Your goal: Output the passage of the article on the Illinois school bill from "Additionally, the plan" up to and including "in another district.", copied word for word.

Reading text:
>> begin

In a victory for teachers unions, which have faced decertification efforts in Wisconsin and Ohio, the package preserves the right to strike in Chicago and the suburbs. But it imposes a requirement that school boards and unions take longer to negotiate and publicly disclose their bargaining positions before a strike can be launched.
In Chicago, where there hasn’t been a teachers strike since 1987, no strikes could occur until as long as four months after a special arbitration panel takes up the dispute — and then, only if the Chicago Teachers Union has given a 10-day notice of a strike and has 75 percent of its bargaining unit members agree to it.
Currently, a strike only requires a simple majority vote.
“I think Illinois will have a landmark piece of legislation that could serve as a role model for other states that you can do this without taking a meat ax to the rights of public employees,” said Kenneth Swanson, president of the Illinois Education Association.
However, CTU President Karen Lewis said she was “furious’’ about an 11th-hour attempt to scuttle the bill because it preserved the CTU’s right to strike. As a result, Lewis said, she felt the bill had more to do with some groups trying to “destroy the CTU’’ than trying to push “real education reform.’’
“They wanted to take away our right to strike,’’ Lewis said. “We absolutely refused that.’’ The unions also were able to secure a “fairer” dismissal process, which leaves the decision on whether an unsatisfactorily-rated teacher has actually improved to someone other than the principal who issued the initial evaluation, Lewis said.
Lightford’s legislation also would empower the Chicago Board of Education to lengthen the school day or school year unilaterally, which it cannot do now. The CTU would retain the right to collectively bargain over pay and benefits for its members being in the classroom longer.
Regarding tenure — something critics say can mean lifetime job security for teachers under current law — beginning teachers would have to earn “proficient” or “excellent” teacher evaluations during two of the final three years of their four-year probationary period before they’re qualified to receive tenure. Now, teachers gain tenure after four years unless a district opts not to renew their contracts.
Outside Chicago, for those who have attained tenure, the legislation would diminish the impact of that seniority in layoff situations. School systems, for the first time, would be allowed to base layoffs on job performance — with seniority counting in only a “tie breaker role” — rather than automatically cutting the least-experienced staff first. Chicago was omitted from layoff provisions because the issue there is under litigation.
Additionally, the plan would reduce the period of time it would take school boards in Chicago and the suburbs to dismiss tenured teachers — a move reform groups have long demanded. However, Lewis said, in a plus for teachers, tenure would be “portable,” meaning a teacher would not lose tenure status achieved in one district if he or she won a job in another district.

>> end

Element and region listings
>> begin

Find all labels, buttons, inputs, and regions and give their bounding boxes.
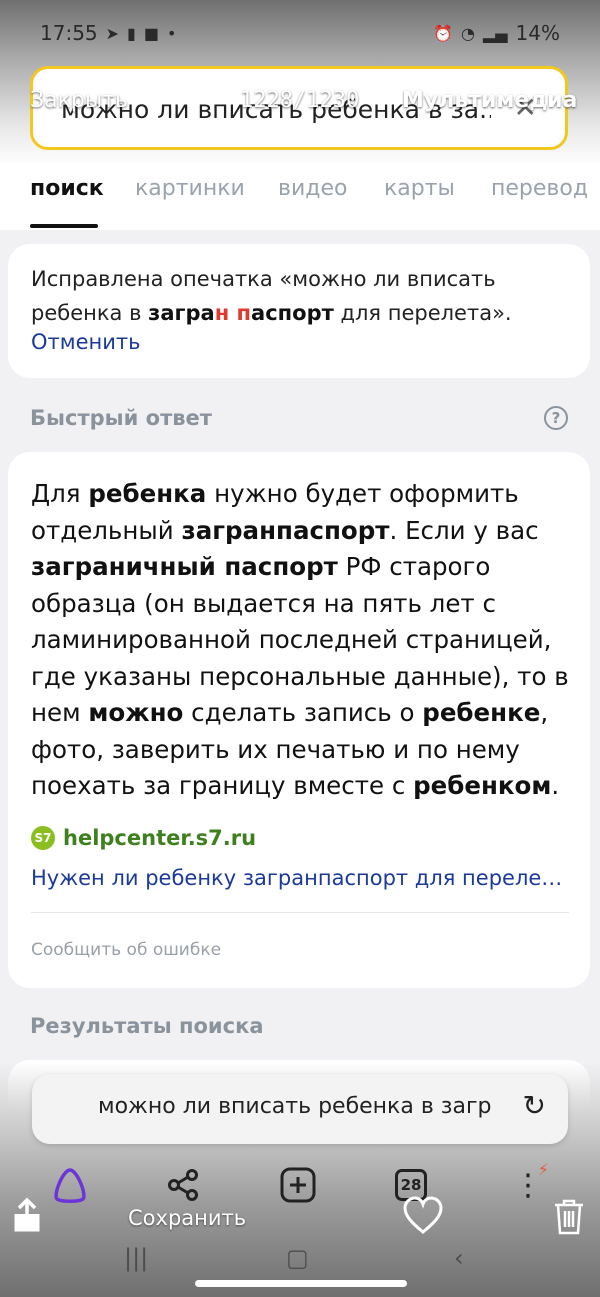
battery-level: 14% <box>515 21 560 45</box>
system-nav-bar: ||| ▢ ‹ <box>0 1244 600 1278</box>
typo-bold-1: загра <box>148 301 215 325</box>
results-title: Результаты поиска <box>30 1014 264 1038</box>
typo-fix-2: п <box>236 301 252 325</box>
recent-apps-icon[interactable]: ||| <box>124 1244 148 1272</box>
help-icon[interactable]: ? <box>544 406 568 430</box>
tab-video[interactable]: видео <box>278 176 347 201</box>
share-up-icon[interactable] <box>10 1196 44 1240</box>
active-tab-indicator <box>30 224 98 228</box>
back-icon[interactable]: ‹ <box>454 1244 464 1272</box>
tab-maps[interactable]: карты <box>384 176 455 201</box>
story-overlay-bar: Закрыть 1228/1230 Мультимедиа <box>0 82 600 122</box>
signal-icon: ▂▄ <box>482 23 508 43</box>
search-tabs: поиск картинки видео карты перевод <box>30 168 600 228</box>
s7-logo-icon: S7 <box>31 826 55 850</box>
bottom-search-bar[interactable]: можно ли вписать ребенка в загр ↻ <box>32 1074 568 1144</box>
share-icon[interactable] <box>158 1160 208 1210</box>
story-counter: 1228/1230 <box>240 88 360 113</box>
source-domain[interactable]: helpcenter.s7.ru <box>63 826 256 850</box>
telegram-icon: ➤ <box>105 23 120 43</box>
answer-highlight: ребенком <box>413 771 552 800</box>
browser-toolbar: 28 ⋮ ⚡ <box>0 1160 600 1216</box>
typo-fix-1: н <box>214 301 230 325</box>
trash-icon[interactable] <box>552 1198 586 1240</box>
answer-highlight: заграничный паспорт <box>31 552 338 581</box>
answer-highlight: ребенке <box>422 698 541 727</box>
typo-text-after: для перелета». <box>333 301 512 325</box>
source-row[interactable]: S7 helpcenter.s7.ru <box>31 826 256 850</box>
answer-fragment: Для <box>31 479 89 508</box>
typo-space <box>229 301 236 325</box>
answer-highlight: загранпаспорт <box>181 515 390 545</box>
answer-fragment: . Если у вас <box>389 515 539 545</box>
alarm-icon: ⏰ <box>433 23 453 43</box>
reload-icon[interactable]: ↻ <box>523 1089 546 1122</box>
tab-translate[interactable]: перевод <box>491 176 588 201</box>
tab-images[interactable]: картинки <box>135 176 245 201</box>
status-bar: 17:55 ➤ ▮ ■ • ⏰ ◔ ▂▄ 14% <box>40 18 560 48</box>
new-tab-icon[interactable] <box>273 1160 323 1210</box>
alice-icon[interactable] <box>45 1160 95 1210</box>
report-error-link[interactable]: Сообщить об ошибке <box>31 940 221 960</box>
quick-answer-title: Быстрый ответ <box>30 406 212 430</box>
bolt-icon: ⚡ <box>537 1160 549 1179</box>
typo-correction-text: Исправлена опечатка «можно ли вписать ре… <box>31 262 571 330</box>
status-time: 17:55 <box>40 21 98 45</box>
save-button[interactable]: Сохранить <box>128 1206 246 1230</box>
home-icon[interactable]: ▢ <box>286 1244 309 1272</box>
answer-highlight: ребенка <box>88 479 207 508</box>
divider <box>31 912 569 913</box>
answer-fragment: сделать запись о <box>183 698 423 727</box>
quick-answer-card: Для ребенка нужно будет оформить отдельн… <box>8 452 590 988</box>
answer-fragment: . <box>551 771 560 800</box>
tab-search[interactable]: поиск <box>30 176 104 201</box>
story-close-button[interactable]: Закрыть <box>30 88 128 113</box>
dot-icon: • <box>166 23 177 43</box>
video-icon: ■ <box>143 23 159 43</box>
heart-icon[interactable] <box>402 1196 444 1240</box>
typo-correction-card: Исправлена опечатка «можно ли вписать ре… <box>8 244 590 378</box>
quick-answer-text: Для ребенка нужно будет оформить отдельн… <box>31 476 579 805</box>
source-title-link[interactable]: Нужен ли ребенку загранпаспорт для перел… <box>31 866 567 890</box>
home-indicator[interactable] <box>195 1280 407 1287</box>
answer-highlight: можно <box>88 698 184 727</box>
more-menu-icon[interactable]: ⋮ ⚡ <box>503 1160 553 1210</box>
battery-saver-icon: ▮ <box>127 23 136 43</box>
wifi-icon: ◔ <box>460 23 475 43</box>
undo-correction-link[interactable]: Отменить <box>31 330 141 354</box>
typo-bold-2: аспорт <box>251 301 334 325</box>
media-button[interactable]: Мультимедиа <box>402 88 577 113</box>
bottom-search-query: можно ли вписать ребенка в загр <box>98 1094 492 1119</box>
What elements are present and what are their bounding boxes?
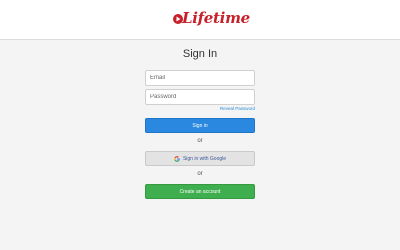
create-account-button[interactable]: Create an account — [145, 184, 255, 199]
password-field[interactable] — [145, 89, 255, 105]
create-account-button-label: Create an account — [179, 188, 221, 195]
logo-wordmark: Lifetime — [182, 9, 250, 27]
or-divider: or — [197, 171, 203, 177]
google-button-label: Sign in with Google — [182, 155, 227, 162]
email-field[interactable] — [145, 70, 255, 86]
sign-in-button-label: Sign in — [192, 122, 208, 129]
reveal-password-link[interactable]: Reveal Password — [220, 106, 255, 111]
top-header: Lifetime — [0, 0, 400, 40]
sign-in-button[interactable]: Sign in — [145, 118, 255, 133]
page-title: Sign In — [182, 48, 218, 60]
lifetime-logo[interactable]: Lifetime — [172, 9, 250, 29]
google-icon — [174, 155, 180, 162]
or-divider: or — [197, 138, 203, 144]
google-sign-in-button[interactable]: Sign in with Google — [145, 151, 255, 166]
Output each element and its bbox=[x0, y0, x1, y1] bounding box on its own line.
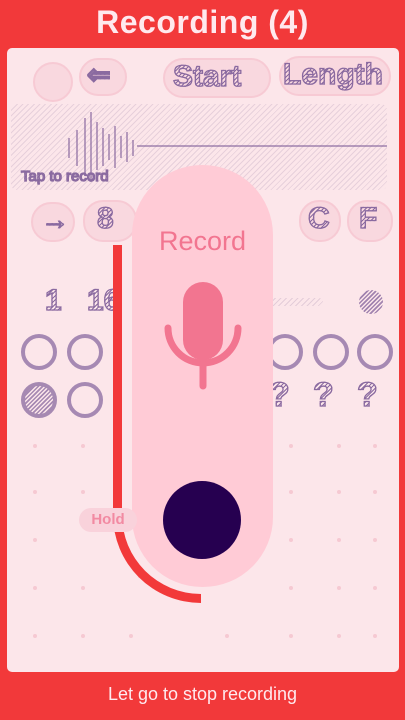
key-1[interactable]: 1 bbox=[44, 283, 62, 318]
unit-celsius-button[interactable]: C bbox=[299, 200, 341, 242]
record-label: Record bbox=[158, 226, 247, 256]
record-button[interactable] bbox=[163, 481, 241, 559]
undo-button[interactable]: ⇐ bbox=[79, 58, 127, 96]
microphone-icon bbox=[164, 282, 242, 390]
waveform-hint: Tap to record bbox=[20, 167, 109, 185]
query-mark[interactable]: ? bbox=[356, 375, 378, 415]
sort-length-label: Length bbox=[282, 57, 383, 91]
slider-track[interactable] bbox=[269, 298, 323, 306]
value-field[interactable]: 8 bbox=[83, 200, 137, 242]
unit-celsius-label: C bbox=[307, 201, 330, 235]
back-circle-button[interactable] bbox=[33, 62, 73, 102]
choice-circle[interactable] bbox=[313, 334, 349, 370]
sort-start-label: Start bbox=[172, 59, 242, 93]
choice-circle[interactable] bbox=[357, 334, 393, 370]
unit-fahrenheit-button[interactable]: F bbox=[347, 200, 393, 242]
hold-label: Hold bbox=[79, 508, 137, 532]
footer-hint: Let go to stop recording bbox=[107, 684, 298, 704]
next-button[interactable]: → bbox=[31, 202, 75, 242]
choice-circle[interactable] bbox=[67, 382, 103, 418]
sort-start-button[interactable]: Start bbox=[163, 58, 271, 98]
slider-knob[interactable] bbox=[359, 290, 383, 314]
query-mark[interactable]: ? bbox=[312, 375, 334, 415]
sort-length-button[interactable]: Length bbox=[279, 56, 391, 96]
unit-fahrenheit-label: F bbox=[358, 201, 378, 235]
back-arrow-icon: ⇐ bbox=[86, 58, 111, 90]
page-title: Recording (4) bbox=[96, 4, 309, 40]
choice-circle-selected[interactable] bbox=[21, 382, 57, 418]
choice-circle[interactable] bbox=[21, 334, 57, 370]
right-arrow-icon: → bbox=[40, 203, 69, 235]
choice-circle[interactable] bbox=[67, 334, 103, 370]
value-field-text: 8 bbox=[96, 201, 114, 235]
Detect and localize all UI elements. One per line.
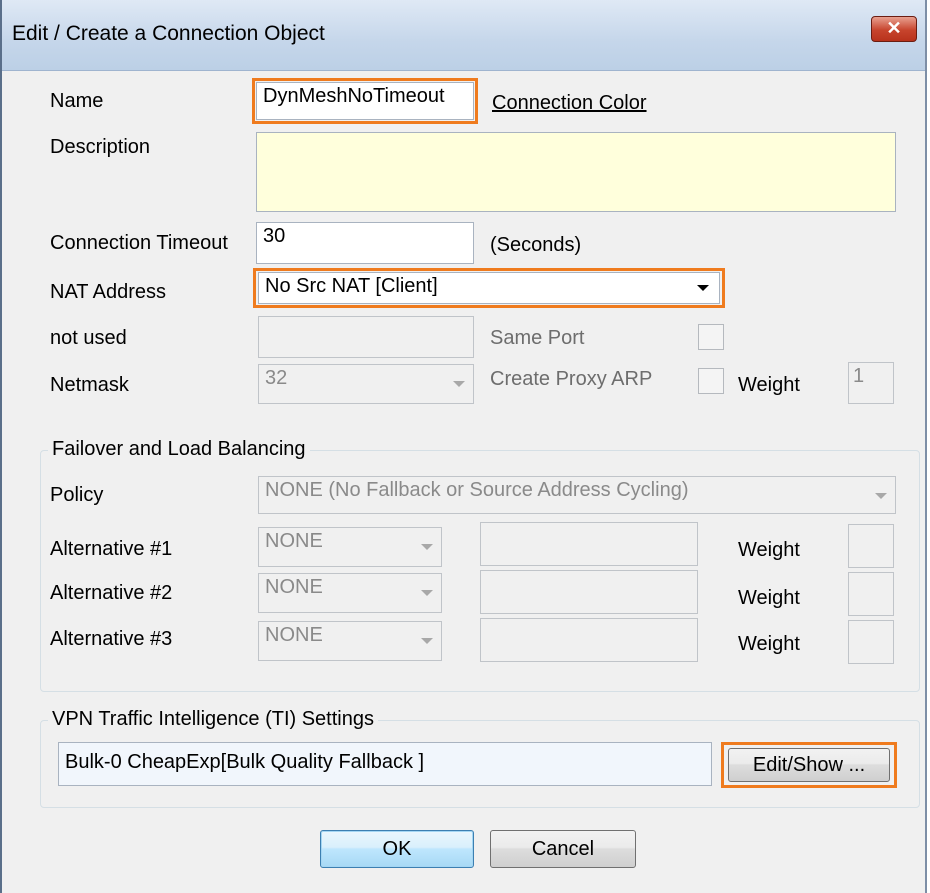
- name-highlight: [252, 78, 478, 124]
- timeout-input[interactable]: 30: [256, 222, 474, 264]
- dialog-title: Edit / Create a Connection Object: [12, 22, 325, 45]
- same-port-checkbox: [698, 324, 724, 350]
- nat-highlight: [253, 268, 725, 308]
- connection-object-dialog: Edit / Create a Connection Object ✕ Name…: [0, 0, 927, 893]
- connection-color-link[interactable]: Connection Color: [492, 92, 647, 115]
- alternative-3-select: NONE: [258, 621, 442, 661]
- chevron-down-icon: [421, 590, 433, 596]
- alternative-3-field: [480, 618, 698, 662]
- same-port-label: Same Port: [490, 327, 585, 349]
- chevron-down-icon: [453, 381, 465, 387]
- alternative-1-field: [480, 522, 698, 566]
- name-label: Name: [50, 90, 104, 112]
- proxy-arp-checkbox: [698, 368, 724, 394]
- title-bar[interactable]: Edit / Create a Connection Object ✕: [2, 0, 925, 71]
- alternative-2-weight: [848, 572, 894, 616]
- alternative-1-select: NONE: [258, 527, 442, 567]
- netmask-label: Netmask: [50, 374, 129, 396]
- alternative-1-label: Alternative #1: [50, 538, 173, 560]
- ti-settings-title: VPN Traffic Intelligence (TI) Settings: [48, 708, 378, 731]
- alternative-2-field: [480, 570, 698, 614]
- chevron-down-icon: [875, 493, 887, 499]
- alternative-3-weight: [848, 620, 894, 664]
- timeout-label: Connection Timeout: [50, 232, 228, 254]
- alternative-2-weight-label: Weight: [738, 587, 800, 609]
- cancel-button[interactable]: Cancel: [490, 830, 636, 868]
- weight-label: Weight: [738, 374, 800, 396]
- description-input[interactable]: [256, 132, 896, 212]
- alternative-2-value: NONE: [265, 576, 323, 598]
- not-used-input: [258, 316, 474, 358]
- alternative-1-value: NONE: [265, 530, 323, 552]
- alternative-1-weight-label: Weight: [738, 539, 800, 561]
- close-icon[interactable]: ✕: [871, 16, 917, 42]
- chevron-down-icon: [421, 544, 433, 550]
- alternative-3-label: Alternative #3: [50, 628, 173, 650]
- alternative-2-select: NONE: [258, 573, 442, 613]
- description-label: Description: [50, 136, 151, 158]
- netmask-value: 32: [265, 367, 288, 389]
- proxy-arp-label: Create Proxy ARP: [490, 368, 653, 390]
- policy-value: NONE (No Fallback or Source Address Cycl…: [265, 479, 689, 501]
- policy-select: NONE (No Fallback or Source Address Cycl…: [258, 476, 896, 514]
- policy-label: Policy: [50, 484, 104, 506]
- edit-show-highlight: [721, 742, 897, 788]
- alternative-2-label: Alternative #2: [50, 582, 173, 604]
- ti-settings-value: Bulk-0 CheapExp[Bulk Quality Fallback ]: [58, 742, 712, 786]
- chevron-down-icon: [421, 638, 433, 644]
- failover-group-title: Failover and Load Balancing: [48, 438, 310, 461]
- weight-input: 1: [848, 362, 894, 404]
- netmask-select: 32: [258, 364, 474, 404]
- alternative-3-weight-label: Weight: [738, 633, 800, 655]
- alternative-1-weight: [848, 524, 894, 568]
- timeout-unit: (Seconds): [490, 234, 582, 256]
- ok-button[interactable]: OK: [320, 830, 474, 868]
- alternative-3-value: NONE: [265, 624, 323, 646]
- not-used-label: not used: [50, 327, 127, 349]
- nat-address-label: NAT Address: [50, 281, 166, 303]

>> end

Answer to the exercise:
Additionally, the plan would reduce the period of time it would take school boards in Chicago and the suburbs to dismiss tenured teachers — a move reform groups have long demanded. However, Lewis said, in a plus for teachers, tenure would be “portable,” meaning a teacher would not lose tenure status achieved in one district if he or she won a job in another district.